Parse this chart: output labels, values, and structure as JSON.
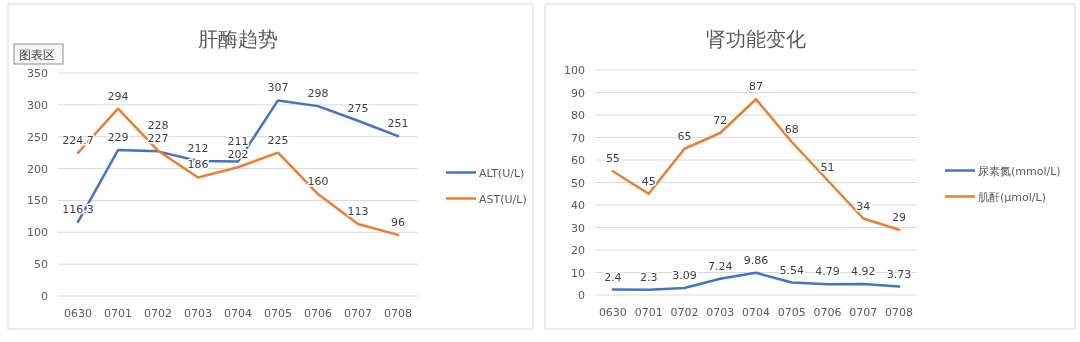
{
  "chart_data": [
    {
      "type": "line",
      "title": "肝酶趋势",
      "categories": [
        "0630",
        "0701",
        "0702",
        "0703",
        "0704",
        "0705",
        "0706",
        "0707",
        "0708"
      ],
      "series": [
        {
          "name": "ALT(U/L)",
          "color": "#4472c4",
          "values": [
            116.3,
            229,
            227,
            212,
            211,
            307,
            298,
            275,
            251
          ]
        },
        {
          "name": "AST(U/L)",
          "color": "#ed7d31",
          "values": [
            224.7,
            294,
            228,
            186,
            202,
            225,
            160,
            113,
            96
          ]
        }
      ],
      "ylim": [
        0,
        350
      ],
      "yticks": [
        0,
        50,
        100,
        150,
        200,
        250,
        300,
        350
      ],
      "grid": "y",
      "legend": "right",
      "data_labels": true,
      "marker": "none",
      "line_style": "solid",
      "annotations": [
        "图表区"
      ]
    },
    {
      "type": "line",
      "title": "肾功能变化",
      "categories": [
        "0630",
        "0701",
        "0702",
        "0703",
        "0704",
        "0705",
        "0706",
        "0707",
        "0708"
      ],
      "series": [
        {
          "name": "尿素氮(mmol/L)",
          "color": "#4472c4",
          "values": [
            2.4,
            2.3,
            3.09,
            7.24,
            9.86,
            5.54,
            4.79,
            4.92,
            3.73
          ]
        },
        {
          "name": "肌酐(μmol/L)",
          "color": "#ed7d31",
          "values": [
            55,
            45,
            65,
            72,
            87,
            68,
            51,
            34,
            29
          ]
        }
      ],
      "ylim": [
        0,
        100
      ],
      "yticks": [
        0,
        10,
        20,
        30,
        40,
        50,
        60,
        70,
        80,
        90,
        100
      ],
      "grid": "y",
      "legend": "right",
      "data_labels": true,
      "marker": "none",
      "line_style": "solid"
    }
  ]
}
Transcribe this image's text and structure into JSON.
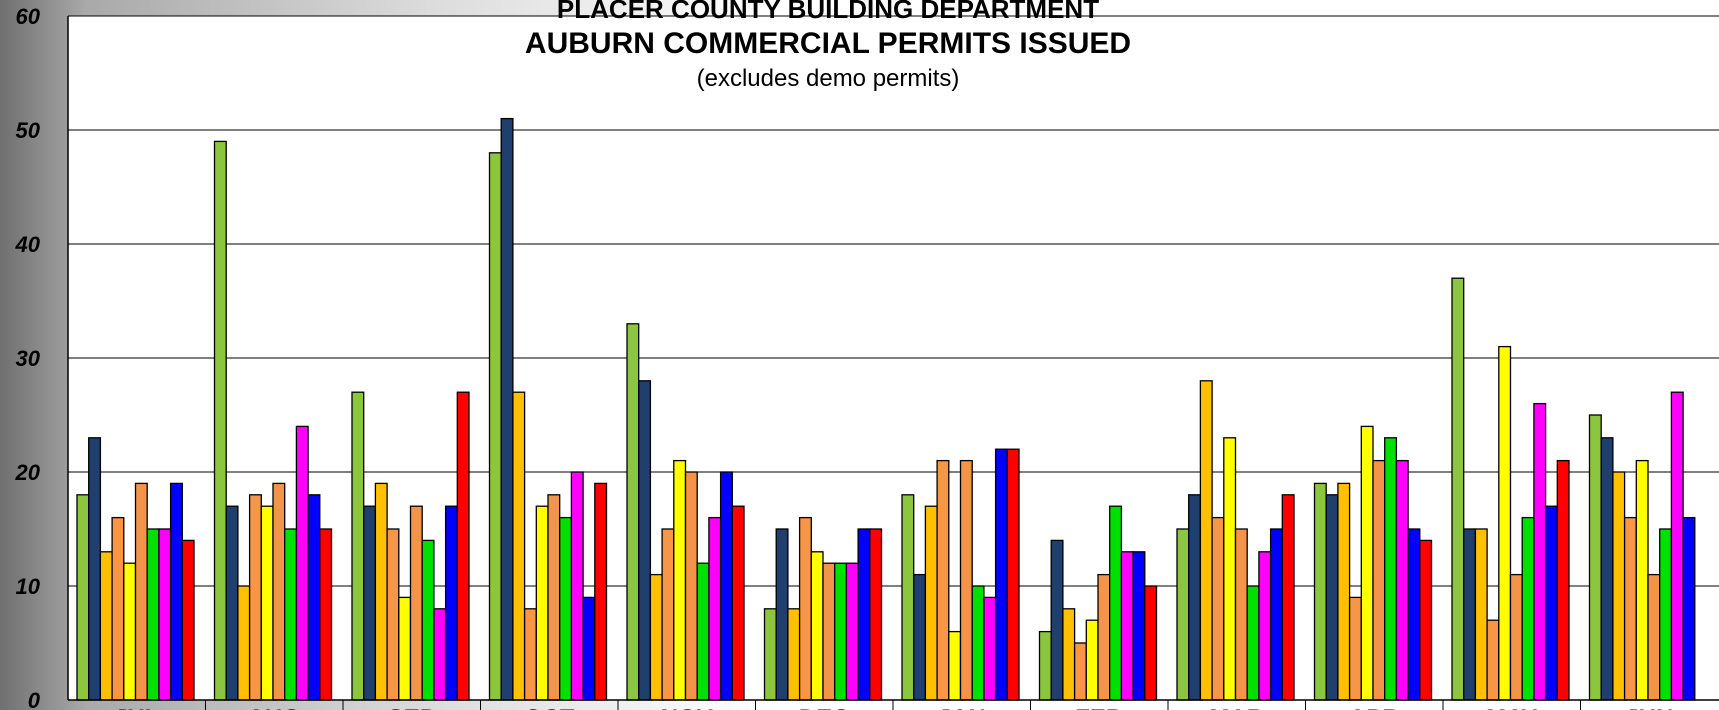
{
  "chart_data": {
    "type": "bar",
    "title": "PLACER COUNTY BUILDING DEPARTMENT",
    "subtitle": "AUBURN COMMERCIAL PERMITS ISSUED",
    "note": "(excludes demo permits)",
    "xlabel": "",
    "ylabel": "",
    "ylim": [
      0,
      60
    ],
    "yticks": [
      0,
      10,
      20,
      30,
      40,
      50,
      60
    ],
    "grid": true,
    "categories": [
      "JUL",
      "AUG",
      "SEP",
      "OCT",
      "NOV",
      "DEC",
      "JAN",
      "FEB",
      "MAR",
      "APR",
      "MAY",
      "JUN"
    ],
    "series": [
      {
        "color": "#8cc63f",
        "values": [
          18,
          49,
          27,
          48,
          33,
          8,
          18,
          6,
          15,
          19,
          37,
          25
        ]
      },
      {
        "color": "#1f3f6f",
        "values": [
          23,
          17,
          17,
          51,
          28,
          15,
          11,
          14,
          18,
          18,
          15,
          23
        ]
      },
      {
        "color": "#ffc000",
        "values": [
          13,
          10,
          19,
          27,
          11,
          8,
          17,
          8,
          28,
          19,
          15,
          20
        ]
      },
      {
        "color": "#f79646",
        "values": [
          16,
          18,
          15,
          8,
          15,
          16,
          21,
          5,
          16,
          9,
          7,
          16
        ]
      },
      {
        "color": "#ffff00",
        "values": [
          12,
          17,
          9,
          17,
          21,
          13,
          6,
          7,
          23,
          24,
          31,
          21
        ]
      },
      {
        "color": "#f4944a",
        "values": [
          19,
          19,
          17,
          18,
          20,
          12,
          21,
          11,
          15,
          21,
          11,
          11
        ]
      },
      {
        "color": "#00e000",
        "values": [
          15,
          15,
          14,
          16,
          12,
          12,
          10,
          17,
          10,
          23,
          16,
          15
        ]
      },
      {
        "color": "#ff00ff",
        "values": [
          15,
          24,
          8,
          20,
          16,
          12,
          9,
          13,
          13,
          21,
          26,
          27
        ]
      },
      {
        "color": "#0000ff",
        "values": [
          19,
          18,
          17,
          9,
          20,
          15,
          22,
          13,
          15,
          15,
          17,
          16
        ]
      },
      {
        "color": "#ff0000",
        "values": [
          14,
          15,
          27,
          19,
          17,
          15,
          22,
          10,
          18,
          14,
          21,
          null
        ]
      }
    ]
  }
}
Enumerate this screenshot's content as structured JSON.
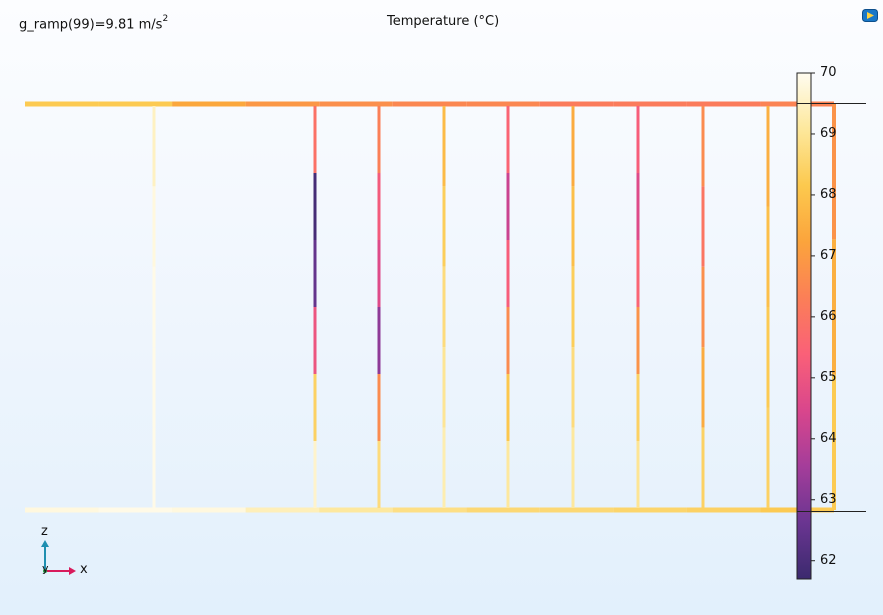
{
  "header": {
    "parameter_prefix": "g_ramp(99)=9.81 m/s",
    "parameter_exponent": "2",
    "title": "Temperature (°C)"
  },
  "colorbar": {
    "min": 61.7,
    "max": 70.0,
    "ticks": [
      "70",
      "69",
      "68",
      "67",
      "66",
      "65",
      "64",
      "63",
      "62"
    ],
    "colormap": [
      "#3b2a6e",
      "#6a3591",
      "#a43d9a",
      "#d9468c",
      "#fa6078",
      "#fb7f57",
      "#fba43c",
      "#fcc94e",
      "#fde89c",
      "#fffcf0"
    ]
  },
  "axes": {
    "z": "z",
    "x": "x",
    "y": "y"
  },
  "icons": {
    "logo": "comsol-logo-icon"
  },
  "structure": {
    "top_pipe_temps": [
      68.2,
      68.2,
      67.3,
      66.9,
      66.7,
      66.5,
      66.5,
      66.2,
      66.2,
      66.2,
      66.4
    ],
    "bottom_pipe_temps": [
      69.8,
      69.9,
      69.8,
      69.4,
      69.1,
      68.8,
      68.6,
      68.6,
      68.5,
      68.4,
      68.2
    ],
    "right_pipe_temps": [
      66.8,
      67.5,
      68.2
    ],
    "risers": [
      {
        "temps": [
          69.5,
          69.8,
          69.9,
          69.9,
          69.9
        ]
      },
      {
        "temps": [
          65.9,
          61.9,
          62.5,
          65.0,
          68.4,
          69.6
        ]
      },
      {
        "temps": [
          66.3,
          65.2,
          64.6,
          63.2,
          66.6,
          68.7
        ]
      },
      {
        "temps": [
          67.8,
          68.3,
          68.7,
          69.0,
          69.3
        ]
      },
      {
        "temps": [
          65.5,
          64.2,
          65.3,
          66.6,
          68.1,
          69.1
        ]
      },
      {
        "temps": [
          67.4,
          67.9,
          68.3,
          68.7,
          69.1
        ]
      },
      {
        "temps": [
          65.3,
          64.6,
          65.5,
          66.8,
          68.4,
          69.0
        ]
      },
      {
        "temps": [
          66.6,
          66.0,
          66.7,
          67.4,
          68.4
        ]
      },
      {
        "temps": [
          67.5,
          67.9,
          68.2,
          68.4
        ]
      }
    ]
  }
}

-----

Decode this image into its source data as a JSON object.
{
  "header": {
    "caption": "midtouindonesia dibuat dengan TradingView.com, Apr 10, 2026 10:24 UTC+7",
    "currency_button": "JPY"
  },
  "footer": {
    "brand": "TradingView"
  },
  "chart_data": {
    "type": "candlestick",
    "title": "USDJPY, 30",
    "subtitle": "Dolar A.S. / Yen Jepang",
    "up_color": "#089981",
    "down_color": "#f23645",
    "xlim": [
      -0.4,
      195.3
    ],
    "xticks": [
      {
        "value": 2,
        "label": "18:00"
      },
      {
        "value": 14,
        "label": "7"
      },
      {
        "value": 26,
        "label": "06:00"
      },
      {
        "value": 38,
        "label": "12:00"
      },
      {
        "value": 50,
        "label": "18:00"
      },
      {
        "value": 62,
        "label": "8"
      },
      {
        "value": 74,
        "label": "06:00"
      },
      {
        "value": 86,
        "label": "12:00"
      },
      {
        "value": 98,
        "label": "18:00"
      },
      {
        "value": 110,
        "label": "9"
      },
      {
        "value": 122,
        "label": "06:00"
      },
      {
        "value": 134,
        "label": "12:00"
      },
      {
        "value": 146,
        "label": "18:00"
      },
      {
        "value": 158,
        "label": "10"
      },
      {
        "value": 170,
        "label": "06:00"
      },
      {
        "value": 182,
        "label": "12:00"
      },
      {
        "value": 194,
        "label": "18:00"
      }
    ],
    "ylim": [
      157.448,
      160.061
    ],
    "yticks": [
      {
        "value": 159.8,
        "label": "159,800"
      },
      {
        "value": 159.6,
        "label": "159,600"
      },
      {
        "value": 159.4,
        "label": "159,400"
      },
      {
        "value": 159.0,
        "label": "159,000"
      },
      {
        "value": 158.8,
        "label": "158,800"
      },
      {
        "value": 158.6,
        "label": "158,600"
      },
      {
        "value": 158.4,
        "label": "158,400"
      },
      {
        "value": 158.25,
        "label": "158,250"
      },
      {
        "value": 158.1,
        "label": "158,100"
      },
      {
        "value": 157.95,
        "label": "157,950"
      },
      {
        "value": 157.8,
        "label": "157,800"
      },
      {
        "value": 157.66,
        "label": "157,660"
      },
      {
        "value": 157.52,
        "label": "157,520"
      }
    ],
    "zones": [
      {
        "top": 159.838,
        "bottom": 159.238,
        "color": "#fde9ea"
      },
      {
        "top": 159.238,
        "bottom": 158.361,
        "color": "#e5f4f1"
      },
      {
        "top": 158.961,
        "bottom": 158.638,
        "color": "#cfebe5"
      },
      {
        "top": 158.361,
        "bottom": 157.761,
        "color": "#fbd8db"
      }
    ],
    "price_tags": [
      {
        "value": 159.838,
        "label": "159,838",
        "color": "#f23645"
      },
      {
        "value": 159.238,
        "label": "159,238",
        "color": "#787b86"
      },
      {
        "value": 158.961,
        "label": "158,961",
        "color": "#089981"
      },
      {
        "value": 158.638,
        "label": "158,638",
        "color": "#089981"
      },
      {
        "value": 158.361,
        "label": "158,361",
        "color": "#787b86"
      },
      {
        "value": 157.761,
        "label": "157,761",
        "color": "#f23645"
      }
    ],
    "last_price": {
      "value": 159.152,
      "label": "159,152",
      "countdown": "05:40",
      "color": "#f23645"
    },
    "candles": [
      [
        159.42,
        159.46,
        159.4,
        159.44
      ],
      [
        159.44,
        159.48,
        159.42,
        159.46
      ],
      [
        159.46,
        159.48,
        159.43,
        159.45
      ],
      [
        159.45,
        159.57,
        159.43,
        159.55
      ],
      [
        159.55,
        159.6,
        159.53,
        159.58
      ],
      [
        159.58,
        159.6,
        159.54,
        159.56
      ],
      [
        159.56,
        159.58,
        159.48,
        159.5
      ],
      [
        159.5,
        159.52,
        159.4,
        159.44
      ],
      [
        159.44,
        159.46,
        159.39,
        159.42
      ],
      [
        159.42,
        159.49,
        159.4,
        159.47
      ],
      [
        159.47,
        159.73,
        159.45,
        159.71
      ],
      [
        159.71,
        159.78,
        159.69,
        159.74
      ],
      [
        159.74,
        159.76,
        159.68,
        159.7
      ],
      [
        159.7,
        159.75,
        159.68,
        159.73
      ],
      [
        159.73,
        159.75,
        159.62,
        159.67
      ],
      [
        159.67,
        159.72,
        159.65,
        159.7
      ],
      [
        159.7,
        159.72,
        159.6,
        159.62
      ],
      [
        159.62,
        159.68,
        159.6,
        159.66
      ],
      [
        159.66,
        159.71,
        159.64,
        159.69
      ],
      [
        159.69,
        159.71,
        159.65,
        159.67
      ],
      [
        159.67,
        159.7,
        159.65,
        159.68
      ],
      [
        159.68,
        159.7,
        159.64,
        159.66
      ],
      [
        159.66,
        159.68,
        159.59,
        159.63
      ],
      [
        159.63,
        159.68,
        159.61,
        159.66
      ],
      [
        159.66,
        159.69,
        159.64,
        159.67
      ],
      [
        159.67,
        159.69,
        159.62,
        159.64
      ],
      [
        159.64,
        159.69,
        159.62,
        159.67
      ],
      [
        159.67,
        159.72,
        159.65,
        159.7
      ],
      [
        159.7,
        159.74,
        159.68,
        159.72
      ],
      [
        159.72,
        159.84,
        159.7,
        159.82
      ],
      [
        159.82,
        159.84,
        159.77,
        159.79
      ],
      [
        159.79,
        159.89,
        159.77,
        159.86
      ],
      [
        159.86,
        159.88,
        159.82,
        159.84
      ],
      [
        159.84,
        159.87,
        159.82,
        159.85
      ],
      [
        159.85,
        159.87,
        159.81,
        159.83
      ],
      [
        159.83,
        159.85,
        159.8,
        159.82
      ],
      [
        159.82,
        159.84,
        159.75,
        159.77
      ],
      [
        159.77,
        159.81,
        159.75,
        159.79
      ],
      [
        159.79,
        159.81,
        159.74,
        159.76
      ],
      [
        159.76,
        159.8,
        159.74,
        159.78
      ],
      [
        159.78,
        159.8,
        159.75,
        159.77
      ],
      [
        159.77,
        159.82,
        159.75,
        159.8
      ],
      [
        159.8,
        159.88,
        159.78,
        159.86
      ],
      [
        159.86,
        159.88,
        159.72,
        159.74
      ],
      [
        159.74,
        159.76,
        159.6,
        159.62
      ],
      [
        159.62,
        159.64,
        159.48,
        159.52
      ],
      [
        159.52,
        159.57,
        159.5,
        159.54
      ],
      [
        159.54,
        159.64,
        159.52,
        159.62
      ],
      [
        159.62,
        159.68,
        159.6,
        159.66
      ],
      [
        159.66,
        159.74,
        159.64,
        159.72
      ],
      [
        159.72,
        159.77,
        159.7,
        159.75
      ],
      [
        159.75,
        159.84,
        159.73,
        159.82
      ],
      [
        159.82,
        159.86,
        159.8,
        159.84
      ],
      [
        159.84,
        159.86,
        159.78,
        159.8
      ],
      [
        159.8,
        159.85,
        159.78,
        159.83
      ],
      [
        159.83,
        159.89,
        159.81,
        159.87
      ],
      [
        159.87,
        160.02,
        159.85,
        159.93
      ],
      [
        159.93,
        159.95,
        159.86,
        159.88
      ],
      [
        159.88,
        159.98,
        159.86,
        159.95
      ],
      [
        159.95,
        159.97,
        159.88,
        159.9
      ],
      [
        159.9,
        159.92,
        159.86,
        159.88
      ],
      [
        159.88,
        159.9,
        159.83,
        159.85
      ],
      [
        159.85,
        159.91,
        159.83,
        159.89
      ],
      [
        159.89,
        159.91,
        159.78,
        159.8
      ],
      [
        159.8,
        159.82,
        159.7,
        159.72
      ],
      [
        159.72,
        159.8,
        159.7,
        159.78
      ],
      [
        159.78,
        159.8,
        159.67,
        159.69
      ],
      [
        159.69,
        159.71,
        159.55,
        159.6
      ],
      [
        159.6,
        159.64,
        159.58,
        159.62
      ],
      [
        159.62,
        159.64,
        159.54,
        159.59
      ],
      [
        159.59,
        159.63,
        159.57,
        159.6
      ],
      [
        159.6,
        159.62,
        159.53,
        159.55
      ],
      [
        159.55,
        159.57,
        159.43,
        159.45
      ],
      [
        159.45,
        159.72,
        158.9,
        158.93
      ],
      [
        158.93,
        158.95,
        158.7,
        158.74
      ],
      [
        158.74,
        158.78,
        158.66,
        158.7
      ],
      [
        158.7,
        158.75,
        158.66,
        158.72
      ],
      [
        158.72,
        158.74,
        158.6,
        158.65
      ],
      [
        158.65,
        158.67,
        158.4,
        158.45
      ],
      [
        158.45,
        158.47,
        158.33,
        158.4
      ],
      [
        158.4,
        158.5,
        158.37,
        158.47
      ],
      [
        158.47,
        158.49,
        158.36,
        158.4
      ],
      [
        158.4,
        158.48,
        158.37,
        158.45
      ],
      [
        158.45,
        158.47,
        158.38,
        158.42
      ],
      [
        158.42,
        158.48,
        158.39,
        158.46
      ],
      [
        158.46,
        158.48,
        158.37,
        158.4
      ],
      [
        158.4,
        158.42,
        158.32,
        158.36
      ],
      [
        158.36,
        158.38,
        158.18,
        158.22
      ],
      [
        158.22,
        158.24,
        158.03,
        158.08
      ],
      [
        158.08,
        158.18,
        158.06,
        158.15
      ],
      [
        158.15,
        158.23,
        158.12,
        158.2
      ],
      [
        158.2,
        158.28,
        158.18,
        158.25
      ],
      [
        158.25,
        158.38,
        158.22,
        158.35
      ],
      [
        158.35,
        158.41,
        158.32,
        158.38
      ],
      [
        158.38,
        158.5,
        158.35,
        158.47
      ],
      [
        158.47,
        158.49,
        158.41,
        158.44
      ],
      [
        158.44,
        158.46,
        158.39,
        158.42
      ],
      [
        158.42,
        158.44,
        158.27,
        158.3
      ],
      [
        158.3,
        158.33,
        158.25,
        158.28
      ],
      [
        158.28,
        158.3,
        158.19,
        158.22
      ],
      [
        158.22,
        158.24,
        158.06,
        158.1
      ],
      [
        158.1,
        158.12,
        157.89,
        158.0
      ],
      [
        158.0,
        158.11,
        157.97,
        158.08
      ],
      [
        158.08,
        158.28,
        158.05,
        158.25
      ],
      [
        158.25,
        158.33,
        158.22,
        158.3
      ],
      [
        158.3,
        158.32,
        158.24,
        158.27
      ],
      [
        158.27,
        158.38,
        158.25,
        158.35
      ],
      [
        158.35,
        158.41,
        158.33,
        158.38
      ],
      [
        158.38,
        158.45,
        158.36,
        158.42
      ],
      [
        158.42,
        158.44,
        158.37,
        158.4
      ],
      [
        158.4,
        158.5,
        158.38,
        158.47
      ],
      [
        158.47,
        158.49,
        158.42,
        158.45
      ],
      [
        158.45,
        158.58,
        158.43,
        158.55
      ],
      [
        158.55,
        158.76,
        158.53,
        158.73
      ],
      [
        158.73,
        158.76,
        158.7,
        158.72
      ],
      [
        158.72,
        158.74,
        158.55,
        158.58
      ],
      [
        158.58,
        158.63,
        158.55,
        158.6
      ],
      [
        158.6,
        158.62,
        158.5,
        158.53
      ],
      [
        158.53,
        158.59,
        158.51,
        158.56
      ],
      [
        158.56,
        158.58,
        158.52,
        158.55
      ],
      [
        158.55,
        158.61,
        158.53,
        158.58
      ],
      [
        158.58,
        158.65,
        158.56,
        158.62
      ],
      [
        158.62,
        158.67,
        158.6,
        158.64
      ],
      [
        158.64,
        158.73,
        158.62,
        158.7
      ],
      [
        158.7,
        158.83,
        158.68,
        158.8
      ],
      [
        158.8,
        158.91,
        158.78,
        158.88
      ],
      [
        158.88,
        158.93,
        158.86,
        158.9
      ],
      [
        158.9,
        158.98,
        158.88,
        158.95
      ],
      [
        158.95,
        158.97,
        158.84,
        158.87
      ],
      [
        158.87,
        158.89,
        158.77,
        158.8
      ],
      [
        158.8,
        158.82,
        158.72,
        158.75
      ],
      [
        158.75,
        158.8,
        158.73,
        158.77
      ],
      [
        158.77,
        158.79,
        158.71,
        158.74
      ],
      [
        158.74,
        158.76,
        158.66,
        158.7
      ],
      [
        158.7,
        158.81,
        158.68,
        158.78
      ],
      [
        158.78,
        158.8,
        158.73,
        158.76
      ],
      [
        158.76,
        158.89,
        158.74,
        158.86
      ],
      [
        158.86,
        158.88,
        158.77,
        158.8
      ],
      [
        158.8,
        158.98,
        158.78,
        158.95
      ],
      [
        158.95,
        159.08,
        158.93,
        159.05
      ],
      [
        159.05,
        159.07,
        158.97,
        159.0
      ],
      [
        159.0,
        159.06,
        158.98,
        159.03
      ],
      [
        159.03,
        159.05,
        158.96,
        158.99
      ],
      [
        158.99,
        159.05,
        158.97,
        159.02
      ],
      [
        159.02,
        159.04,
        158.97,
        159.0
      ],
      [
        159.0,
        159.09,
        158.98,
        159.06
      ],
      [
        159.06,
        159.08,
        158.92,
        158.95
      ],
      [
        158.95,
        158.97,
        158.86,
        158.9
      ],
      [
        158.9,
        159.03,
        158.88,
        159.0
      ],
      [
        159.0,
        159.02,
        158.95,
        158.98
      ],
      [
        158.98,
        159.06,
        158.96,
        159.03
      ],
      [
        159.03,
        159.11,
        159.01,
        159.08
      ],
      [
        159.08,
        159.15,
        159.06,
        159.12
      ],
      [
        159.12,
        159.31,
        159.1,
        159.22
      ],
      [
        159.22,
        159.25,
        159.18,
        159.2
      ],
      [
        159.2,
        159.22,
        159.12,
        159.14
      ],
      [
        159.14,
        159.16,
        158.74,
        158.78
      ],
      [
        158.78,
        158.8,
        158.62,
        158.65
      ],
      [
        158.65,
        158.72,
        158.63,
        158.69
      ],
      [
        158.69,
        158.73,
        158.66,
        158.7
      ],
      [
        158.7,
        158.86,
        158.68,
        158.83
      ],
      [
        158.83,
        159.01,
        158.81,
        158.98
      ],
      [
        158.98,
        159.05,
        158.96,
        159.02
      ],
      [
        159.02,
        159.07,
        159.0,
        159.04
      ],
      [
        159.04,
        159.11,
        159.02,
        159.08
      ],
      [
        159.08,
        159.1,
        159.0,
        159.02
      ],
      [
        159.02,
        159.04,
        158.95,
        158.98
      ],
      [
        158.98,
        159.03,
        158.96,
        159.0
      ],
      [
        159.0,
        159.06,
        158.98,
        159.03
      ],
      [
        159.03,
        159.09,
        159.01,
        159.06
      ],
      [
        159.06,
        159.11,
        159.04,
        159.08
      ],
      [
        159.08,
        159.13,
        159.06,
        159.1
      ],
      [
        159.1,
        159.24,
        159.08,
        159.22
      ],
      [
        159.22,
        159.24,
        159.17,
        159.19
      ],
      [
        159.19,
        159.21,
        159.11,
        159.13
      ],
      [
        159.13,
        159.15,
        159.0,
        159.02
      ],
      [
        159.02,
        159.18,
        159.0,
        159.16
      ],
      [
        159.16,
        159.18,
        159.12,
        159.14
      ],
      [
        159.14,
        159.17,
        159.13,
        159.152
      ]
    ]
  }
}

-----

_Exercise requirements_
Note every line above where the string "into" shows up, and copy those lines.

_Worked solution_
Transcribe this image's text and structure into JSON.
Decode this image into its source data as a JSON object.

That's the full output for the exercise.